PAGE EXTRACT Start Marker

It isn’t and the apology was never intended to stand alone. In fact, when it stands alone it is utterly and completely meaningless. It is out of context and the weakest of the four touch points above. But, it is easily scriptable and placed in a customer service handbook. Over the course of twenty years, a complete and effective customer service program has been reduced down to its most easily-scripted part that has becomes a meaningless cliché; “I apologize for the inconvenience.”

Now, we see Social Media. It has glowing potential to engage customers on a new level, to raise the bar for brands to become entwined in their customer’s lifestyle, to become friends, to be fans, to be a rock star. I wanna be a rock star!

But Social Media is really, really hard to do well. The essence of what it is, how it connects, how to balance your personal identity with that of your employer, what to say, what you can’t or shouldn’t say is very, very hard to communicate to people. An effective Social Media program — like an effective Customer Service program — can’t be boiled down into a policy and procedure manual. It can’t be scripted.

Even as we become flush with the potential of social media, companies are trying to find ways of boiling down its essence into a trainable script that any monkey willing to work a minimum-wage customer service job can do. “How do we automate determining the ‘mood’ of the tweet, i.e., is the customer complaining/complimenting?” If it is a complaint, how can we quickly automate sending out a tweet apologizing for the inconvenience? What kind of “beads” will the customer accept? How can we create a plan whereby we silence the customer quickly so there is no danger of re-tweeting and twitterstorms? How can we push tweets into a system of escalation so our customer service people aren’t annoyed and bothered by the routine or “nutty” complaint? If the customer is being complimentary, how can we push them into our CRM and Facebook fan page? Remember, folks, we need to get rid of the employees tweeting because they are expensive and focus on maximizing the equity of our brand through social media.

Never mind the community part of social media. Humanizing brands is just a stupid ideal that will never happen. Why do customer think they have a right to be a fan? We sell them stuff, they give us money; that is the contract, although we will be their friend until they buy from us. Then, we’re moving on and making newer friends. That is the way sales works and that is the way sales will always work.

PAGE EXTRACT End Marker
EXTRACTED RECORDS Start Marker

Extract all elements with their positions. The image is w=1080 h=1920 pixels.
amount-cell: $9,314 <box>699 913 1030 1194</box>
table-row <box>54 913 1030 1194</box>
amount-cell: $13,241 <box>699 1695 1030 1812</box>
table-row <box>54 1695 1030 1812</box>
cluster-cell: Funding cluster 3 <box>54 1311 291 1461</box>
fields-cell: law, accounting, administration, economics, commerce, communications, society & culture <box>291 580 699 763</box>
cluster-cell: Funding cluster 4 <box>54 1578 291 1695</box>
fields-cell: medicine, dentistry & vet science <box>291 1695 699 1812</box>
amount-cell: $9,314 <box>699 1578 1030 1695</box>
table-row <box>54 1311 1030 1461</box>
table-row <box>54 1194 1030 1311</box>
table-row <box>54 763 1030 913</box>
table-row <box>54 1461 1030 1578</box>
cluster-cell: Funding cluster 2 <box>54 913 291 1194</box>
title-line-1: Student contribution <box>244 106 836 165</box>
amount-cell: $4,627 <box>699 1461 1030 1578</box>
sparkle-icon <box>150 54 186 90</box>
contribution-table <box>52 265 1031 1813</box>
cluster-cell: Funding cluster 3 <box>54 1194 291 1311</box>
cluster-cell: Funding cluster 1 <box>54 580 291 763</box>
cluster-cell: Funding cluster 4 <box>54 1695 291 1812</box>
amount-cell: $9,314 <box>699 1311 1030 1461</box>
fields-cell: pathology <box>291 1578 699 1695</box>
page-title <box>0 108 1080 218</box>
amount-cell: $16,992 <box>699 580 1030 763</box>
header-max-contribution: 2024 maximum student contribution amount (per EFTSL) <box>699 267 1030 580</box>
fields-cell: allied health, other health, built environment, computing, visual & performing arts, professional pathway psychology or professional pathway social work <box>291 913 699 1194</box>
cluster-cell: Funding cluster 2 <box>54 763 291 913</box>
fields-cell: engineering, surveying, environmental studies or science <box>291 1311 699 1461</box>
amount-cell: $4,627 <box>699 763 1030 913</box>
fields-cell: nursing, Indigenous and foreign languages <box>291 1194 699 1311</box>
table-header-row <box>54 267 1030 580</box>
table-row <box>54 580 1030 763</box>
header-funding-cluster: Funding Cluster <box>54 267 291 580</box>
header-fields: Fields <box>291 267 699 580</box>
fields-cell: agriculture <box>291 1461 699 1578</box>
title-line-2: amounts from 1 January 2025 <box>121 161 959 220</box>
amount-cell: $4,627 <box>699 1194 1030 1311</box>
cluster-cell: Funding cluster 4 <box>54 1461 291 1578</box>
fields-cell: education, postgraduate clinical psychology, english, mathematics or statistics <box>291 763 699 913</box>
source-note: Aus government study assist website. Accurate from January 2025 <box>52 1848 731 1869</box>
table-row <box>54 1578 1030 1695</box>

EXTRACTED RECORDS End Marker

EXERCISE BRIEF: Continue the piece on customer service and social media, starting right after its last sentence.

RESPONSE AREA:
Social Media is on the same trajectory as customer service. About twenty or so years ago, customer service was seen as the silver bullet for customer retention. “It cost seven time more to find a new customer than to retain an existing one” was the mantra of the day. Now, it seems everyone from Facebook to Twitter to popular blogs to cell phone companies only want new customers. Customer service is an expense that is dealt with as a necessary evil and honed to its barest essentials; be invisible and when that doesn’t happen, apologize for the inconvenience. Offer beads only as a last resort.

Social media is already dying because it is already getting too expensive. The ROI can’t be proven in dollars and cents but the expenses sure can. The drive to retain the appearance of engaging in social media while trying to cut costs by automating is already well under way.

Companies still have customer service training. But, the programs mostly consist of informing the customer about the fine print they signed, avoiding escalation and obfuscating and frustrating to them to the point they just give up. Social Media training will suffer the same fate eventually. Maybe not this year or the next, but eventually it will be boiled down by efficiency experts and bean-counters and morph into a cliché much the same as what passes for customer service today. It will become an ineffective script that is easy to train to entry-level employees whose only goal is to get promoted out of the social media department.

I apologize for any inconvenience I may have caused you as a result of reading this blog post. But in all truth, you didn’t really expect any more than what I gave you, did you? It was kinda your fault for wandering in here to begin with. Didn’t you read the fine print before you opened the package?